Records contained in a dataset:
━━━━━━━━
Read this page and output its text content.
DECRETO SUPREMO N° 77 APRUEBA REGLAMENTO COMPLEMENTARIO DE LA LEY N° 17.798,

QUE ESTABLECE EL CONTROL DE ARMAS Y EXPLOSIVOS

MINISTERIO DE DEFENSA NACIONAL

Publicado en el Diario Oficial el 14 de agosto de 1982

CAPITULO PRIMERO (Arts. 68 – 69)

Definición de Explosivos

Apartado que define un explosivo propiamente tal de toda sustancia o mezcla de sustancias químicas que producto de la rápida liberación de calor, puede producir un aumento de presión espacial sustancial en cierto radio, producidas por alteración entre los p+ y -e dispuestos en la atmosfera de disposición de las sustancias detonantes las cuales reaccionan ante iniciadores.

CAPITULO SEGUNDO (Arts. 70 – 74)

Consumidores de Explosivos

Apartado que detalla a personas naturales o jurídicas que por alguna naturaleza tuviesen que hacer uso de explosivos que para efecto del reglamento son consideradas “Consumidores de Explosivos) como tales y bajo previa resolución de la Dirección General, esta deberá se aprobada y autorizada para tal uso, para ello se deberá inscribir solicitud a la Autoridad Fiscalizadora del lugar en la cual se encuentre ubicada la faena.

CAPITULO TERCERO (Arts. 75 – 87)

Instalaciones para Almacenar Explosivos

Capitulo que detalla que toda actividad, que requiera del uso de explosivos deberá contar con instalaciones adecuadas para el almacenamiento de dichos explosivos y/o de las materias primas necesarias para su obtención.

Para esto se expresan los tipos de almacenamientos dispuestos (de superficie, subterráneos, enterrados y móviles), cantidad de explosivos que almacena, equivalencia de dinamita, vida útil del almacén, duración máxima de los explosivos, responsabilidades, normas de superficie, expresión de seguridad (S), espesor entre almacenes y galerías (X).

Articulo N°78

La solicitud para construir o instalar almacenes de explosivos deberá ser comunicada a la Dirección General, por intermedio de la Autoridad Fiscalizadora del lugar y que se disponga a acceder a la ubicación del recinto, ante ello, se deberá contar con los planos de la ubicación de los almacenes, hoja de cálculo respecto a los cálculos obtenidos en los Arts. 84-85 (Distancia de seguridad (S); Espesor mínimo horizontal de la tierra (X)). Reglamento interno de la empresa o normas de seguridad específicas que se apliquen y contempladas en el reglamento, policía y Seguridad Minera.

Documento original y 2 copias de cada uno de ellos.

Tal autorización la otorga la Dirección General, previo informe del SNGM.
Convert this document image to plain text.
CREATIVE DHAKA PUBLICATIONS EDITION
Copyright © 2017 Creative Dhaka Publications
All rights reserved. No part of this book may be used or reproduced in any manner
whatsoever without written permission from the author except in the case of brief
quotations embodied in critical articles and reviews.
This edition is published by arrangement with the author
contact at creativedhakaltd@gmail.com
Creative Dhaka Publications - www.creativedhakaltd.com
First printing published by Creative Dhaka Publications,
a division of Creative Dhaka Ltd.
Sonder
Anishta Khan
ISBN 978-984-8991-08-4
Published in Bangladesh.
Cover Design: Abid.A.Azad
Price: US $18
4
━━━━━━━━
WRITTEN INSTRUCTION: Give a single number: the count of lines above that include the word "Apartado".

COMPLETE ANSWER: 2